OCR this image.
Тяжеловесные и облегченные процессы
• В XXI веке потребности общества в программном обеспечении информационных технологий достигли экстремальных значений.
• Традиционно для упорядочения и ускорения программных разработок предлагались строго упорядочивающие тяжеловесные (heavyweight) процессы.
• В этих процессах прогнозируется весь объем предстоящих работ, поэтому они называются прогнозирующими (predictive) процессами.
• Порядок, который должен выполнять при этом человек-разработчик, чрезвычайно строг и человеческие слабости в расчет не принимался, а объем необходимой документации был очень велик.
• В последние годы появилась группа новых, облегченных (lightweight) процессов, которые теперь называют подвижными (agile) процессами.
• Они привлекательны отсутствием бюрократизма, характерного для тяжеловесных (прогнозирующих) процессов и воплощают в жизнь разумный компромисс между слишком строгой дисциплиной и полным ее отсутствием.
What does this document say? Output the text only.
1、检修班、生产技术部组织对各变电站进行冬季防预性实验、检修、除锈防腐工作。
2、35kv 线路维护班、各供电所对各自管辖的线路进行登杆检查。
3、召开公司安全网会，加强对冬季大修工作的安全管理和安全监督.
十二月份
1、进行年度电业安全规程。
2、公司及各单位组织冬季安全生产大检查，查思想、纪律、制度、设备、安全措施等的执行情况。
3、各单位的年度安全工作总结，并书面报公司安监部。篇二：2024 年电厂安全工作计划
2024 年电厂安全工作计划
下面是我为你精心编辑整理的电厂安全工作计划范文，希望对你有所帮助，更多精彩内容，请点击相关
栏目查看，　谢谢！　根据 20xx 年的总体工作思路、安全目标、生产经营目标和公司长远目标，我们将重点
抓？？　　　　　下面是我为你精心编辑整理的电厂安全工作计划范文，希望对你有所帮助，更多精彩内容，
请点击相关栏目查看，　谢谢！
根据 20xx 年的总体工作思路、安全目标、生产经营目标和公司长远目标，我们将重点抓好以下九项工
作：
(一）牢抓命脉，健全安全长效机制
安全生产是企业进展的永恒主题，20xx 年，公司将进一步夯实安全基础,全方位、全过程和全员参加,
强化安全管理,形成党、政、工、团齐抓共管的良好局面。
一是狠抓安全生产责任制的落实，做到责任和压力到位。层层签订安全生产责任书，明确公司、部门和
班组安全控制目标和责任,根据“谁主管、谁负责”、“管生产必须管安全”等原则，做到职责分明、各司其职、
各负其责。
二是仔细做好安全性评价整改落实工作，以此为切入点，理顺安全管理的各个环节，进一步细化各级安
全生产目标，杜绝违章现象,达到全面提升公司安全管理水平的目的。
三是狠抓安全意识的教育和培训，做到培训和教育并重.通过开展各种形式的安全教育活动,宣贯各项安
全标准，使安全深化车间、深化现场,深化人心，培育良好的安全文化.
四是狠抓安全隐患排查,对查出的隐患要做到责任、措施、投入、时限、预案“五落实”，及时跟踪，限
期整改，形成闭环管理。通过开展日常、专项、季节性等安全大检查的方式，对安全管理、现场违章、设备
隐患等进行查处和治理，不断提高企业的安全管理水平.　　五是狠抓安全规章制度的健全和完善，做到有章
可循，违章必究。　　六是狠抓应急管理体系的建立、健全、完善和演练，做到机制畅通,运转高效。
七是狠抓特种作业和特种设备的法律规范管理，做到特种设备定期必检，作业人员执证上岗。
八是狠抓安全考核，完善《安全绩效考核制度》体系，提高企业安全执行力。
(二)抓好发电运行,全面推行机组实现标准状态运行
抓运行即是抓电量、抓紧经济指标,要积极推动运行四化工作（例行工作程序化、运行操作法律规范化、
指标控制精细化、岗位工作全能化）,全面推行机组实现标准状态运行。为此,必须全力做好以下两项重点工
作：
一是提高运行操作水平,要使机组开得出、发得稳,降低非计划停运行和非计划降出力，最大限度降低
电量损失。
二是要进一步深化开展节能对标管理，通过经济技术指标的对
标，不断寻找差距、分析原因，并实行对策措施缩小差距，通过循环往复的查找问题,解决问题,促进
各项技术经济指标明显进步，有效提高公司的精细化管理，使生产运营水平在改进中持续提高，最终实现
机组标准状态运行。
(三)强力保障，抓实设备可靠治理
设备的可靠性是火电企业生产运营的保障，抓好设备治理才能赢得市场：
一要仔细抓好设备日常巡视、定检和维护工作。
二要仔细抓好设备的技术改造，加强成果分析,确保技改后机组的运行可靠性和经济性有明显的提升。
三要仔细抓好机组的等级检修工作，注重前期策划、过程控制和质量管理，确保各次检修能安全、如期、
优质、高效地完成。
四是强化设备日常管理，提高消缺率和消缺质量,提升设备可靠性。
··········
From the records above, pull out each line that has "全面推行机组实现标准状态运行".

(二)抓好发电运行,全面推行机组实现标准状态运行
指标控制精细化、岗位工作全能化）,全面推行机组实现标准状态运行。为此,必须全力做好以下两项重点工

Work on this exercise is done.